--- begin RECORD SET ---

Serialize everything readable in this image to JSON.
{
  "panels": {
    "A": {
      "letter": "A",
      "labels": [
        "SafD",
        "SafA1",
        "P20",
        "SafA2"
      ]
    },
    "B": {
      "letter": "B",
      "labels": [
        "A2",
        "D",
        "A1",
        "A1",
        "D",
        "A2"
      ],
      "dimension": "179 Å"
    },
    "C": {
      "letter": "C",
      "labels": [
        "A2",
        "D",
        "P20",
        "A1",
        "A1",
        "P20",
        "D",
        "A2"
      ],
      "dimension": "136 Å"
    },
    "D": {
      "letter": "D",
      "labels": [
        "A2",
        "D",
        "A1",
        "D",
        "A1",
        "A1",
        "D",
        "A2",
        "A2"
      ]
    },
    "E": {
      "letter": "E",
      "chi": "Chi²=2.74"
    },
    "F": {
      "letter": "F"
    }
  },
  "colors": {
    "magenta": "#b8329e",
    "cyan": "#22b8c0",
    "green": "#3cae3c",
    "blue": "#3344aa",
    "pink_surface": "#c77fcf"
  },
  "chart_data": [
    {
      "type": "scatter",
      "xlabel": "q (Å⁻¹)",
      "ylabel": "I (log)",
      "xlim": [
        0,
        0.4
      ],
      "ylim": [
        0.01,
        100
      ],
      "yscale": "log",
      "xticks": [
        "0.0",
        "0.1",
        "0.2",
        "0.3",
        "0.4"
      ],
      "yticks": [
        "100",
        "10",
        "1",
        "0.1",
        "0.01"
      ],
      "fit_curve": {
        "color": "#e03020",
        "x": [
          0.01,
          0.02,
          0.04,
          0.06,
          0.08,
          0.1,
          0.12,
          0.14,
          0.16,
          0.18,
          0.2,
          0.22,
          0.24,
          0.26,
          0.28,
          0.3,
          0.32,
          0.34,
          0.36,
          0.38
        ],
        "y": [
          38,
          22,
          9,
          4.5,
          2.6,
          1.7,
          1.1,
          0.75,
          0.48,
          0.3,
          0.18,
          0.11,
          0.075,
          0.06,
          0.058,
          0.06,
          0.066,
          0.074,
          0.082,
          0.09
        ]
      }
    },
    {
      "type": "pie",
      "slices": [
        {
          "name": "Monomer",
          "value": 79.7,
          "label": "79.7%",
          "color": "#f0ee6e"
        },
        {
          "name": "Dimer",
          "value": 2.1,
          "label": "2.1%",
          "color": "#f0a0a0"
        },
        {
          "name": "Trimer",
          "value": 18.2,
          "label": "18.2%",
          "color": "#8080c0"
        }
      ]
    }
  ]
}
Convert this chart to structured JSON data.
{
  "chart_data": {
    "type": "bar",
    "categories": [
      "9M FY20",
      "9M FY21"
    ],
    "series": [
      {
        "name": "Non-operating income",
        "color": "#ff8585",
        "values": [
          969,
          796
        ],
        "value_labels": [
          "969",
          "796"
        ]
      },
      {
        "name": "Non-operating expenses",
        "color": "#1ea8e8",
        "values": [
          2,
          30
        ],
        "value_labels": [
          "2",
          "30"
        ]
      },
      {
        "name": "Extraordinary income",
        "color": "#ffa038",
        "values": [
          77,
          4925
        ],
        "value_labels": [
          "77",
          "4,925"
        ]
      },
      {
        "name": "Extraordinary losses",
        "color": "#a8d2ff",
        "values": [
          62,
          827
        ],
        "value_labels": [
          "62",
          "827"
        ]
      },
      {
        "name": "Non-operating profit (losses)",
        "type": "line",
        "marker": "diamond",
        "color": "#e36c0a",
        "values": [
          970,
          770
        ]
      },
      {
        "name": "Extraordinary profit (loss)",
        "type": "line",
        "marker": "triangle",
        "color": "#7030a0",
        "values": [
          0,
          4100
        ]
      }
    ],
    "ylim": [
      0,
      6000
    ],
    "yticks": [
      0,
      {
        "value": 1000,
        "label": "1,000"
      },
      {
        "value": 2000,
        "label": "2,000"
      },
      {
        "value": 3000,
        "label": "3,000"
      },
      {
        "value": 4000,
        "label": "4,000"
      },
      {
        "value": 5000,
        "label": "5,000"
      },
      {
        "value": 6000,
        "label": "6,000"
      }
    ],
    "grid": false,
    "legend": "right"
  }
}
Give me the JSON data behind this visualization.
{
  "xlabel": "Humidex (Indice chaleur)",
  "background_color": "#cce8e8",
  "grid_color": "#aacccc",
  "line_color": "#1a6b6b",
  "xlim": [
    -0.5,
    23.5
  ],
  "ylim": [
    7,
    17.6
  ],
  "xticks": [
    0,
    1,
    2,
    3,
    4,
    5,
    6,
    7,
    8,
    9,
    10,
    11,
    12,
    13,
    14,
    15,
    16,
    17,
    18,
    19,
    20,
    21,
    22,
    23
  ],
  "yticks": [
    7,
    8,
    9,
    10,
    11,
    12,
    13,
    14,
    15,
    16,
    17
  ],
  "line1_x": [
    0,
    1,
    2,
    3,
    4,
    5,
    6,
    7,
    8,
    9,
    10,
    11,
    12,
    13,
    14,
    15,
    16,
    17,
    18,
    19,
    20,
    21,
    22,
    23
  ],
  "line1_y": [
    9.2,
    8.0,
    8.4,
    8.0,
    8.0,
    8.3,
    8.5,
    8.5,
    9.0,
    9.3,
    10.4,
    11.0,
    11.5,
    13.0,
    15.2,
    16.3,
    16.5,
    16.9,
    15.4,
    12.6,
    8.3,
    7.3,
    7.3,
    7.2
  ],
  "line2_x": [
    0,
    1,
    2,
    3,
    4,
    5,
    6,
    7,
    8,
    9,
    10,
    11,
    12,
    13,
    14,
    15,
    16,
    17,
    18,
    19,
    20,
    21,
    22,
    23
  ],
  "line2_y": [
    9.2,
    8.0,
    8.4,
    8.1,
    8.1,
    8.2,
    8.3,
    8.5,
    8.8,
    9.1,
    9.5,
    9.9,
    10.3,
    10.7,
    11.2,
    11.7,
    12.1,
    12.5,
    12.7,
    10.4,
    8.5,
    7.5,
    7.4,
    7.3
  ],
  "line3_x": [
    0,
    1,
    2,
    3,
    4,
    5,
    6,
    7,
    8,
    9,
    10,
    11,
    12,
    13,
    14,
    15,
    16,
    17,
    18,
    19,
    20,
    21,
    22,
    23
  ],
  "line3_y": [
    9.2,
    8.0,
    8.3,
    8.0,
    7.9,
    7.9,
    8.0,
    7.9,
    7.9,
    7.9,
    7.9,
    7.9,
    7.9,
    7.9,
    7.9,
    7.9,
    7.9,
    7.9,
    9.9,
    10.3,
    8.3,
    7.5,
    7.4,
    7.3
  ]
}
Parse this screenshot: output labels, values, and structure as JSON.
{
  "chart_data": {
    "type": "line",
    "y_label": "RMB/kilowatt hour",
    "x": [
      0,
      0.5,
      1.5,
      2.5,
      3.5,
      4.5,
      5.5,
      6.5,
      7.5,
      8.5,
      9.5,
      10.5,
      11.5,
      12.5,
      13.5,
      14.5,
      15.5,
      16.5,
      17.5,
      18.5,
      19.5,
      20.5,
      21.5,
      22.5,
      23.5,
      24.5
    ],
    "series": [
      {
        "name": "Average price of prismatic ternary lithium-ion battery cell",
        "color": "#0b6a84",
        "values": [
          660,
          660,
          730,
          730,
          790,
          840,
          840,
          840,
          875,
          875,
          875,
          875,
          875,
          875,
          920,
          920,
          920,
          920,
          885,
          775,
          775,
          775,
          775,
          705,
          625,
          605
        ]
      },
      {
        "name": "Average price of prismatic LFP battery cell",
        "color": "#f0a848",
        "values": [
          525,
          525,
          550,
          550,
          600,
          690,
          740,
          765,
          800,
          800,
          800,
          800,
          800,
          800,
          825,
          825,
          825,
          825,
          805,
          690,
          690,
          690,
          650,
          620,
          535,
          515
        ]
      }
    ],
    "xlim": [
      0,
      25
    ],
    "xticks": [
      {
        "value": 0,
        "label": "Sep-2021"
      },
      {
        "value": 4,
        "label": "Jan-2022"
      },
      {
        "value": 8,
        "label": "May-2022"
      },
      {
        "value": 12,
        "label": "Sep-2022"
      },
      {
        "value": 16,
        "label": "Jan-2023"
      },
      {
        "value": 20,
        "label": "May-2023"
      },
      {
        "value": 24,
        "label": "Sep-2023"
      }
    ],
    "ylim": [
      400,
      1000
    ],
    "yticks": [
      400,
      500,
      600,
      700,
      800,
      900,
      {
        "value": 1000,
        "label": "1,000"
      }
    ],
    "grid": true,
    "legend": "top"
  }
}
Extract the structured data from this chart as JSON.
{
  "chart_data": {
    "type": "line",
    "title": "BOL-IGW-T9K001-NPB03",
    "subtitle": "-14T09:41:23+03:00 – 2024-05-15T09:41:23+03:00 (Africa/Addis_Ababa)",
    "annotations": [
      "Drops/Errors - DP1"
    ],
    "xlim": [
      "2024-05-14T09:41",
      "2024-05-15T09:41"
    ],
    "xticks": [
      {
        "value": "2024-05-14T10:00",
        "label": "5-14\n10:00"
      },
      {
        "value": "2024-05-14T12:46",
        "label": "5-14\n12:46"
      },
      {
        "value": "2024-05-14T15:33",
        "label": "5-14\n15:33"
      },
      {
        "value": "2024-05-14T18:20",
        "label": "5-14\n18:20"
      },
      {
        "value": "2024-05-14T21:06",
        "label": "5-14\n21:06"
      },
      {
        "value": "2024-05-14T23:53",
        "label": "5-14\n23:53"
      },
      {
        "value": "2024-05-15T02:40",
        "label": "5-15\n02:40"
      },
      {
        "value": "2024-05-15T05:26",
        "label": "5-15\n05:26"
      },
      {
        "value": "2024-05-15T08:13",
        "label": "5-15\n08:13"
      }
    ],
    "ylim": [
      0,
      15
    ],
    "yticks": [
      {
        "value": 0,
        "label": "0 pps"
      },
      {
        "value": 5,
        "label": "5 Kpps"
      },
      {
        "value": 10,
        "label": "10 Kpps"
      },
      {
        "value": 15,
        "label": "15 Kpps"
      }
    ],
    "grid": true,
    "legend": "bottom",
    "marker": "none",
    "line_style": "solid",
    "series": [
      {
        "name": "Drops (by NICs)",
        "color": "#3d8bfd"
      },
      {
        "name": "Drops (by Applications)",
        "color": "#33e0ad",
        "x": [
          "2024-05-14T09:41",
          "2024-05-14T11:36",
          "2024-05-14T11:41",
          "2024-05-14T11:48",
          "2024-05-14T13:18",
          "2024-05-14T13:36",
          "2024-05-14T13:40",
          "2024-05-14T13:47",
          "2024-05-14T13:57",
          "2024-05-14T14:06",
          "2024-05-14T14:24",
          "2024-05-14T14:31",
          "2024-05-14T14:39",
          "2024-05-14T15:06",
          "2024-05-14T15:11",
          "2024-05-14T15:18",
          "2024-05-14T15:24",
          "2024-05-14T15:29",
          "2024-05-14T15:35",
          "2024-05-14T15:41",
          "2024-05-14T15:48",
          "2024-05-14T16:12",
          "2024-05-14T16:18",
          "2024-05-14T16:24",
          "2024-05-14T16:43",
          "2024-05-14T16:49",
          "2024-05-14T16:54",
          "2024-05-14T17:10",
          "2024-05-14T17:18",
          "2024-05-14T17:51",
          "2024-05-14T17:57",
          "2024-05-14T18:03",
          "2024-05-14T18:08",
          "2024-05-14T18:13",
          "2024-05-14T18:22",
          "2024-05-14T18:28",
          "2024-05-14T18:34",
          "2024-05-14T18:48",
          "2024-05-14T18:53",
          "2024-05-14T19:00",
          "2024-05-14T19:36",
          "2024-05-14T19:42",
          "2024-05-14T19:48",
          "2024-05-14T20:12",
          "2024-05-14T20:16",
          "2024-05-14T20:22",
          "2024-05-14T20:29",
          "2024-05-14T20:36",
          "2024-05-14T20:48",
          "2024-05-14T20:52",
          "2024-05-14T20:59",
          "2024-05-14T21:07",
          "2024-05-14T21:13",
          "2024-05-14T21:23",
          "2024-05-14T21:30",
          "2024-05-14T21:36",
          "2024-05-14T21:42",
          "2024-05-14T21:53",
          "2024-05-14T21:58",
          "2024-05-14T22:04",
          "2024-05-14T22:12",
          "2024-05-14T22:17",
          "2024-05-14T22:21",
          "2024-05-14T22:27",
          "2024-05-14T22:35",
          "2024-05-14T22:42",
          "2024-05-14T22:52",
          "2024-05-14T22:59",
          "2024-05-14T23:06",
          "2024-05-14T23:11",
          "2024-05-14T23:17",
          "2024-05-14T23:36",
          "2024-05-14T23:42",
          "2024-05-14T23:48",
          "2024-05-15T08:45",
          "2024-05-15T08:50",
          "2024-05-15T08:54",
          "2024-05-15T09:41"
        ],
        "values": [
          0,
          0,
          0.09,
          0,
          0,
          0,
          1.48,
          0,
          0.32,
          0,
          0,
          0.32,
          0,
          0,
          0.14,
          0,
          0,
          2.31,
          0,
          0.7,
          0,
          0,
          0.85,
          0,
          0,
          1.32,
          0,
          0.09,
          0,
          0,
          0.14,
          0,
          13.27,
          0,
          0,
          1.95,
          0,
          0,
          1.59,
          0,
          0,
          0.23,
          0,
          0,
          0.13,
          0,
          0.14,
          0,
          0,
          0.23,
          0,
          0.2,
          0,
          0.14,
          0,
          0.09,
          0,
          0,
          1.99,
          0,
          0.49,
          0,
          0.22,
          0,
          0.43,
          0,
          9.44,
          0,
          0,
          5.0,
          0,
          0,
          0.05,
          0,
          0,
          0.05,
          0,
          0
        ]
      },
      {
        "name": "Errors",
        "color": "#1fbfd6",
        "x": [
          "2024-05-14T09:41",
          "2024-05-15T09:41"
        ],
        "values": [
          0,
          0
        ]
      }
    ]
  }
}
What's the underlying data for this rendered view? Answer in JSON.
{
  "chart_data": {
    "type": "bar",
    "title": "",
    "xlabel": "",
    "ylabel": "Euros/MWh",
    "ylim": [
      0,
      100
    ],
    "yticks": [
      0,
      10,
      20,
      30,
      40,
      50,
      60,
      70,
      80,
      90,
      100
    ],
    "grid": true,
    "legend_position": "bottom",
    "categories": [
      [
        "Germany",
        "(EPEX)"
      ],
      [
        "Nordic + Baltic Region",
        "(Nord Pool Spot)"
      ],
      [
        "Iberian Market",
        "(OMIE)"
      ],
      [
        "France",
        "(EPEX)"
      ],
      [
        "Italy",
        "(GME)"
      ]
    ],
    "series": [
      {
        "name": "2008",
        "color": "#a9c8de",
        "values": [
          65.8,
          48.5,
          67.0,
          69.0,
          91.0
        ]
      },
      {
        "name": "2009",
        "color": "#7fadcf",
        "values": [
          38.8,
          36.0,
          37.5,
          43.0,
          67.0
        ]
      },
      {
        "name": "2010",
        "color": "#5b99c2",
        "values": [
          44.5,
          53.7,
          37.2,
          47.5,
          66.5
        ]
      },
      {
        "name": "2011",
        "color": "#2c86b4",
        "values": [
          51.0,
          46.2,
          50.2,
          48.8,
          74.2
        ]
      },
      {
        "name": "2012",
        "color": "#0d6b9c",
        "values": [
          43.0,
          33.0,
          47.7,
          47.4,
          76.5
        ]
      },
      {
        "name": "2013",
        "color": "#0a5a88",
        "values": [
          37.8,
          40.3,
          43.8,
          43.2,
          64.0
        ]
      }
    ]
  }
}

--- end RECORD SET ---

WHAT IS BEING ASKED
Collect each line above holding the string "letter".

SOLUTION
      "letter": "A",
      "letter": "B",
      "letter": "C",
      "letter": "D",
      "letter": "E",
      "letter": "F"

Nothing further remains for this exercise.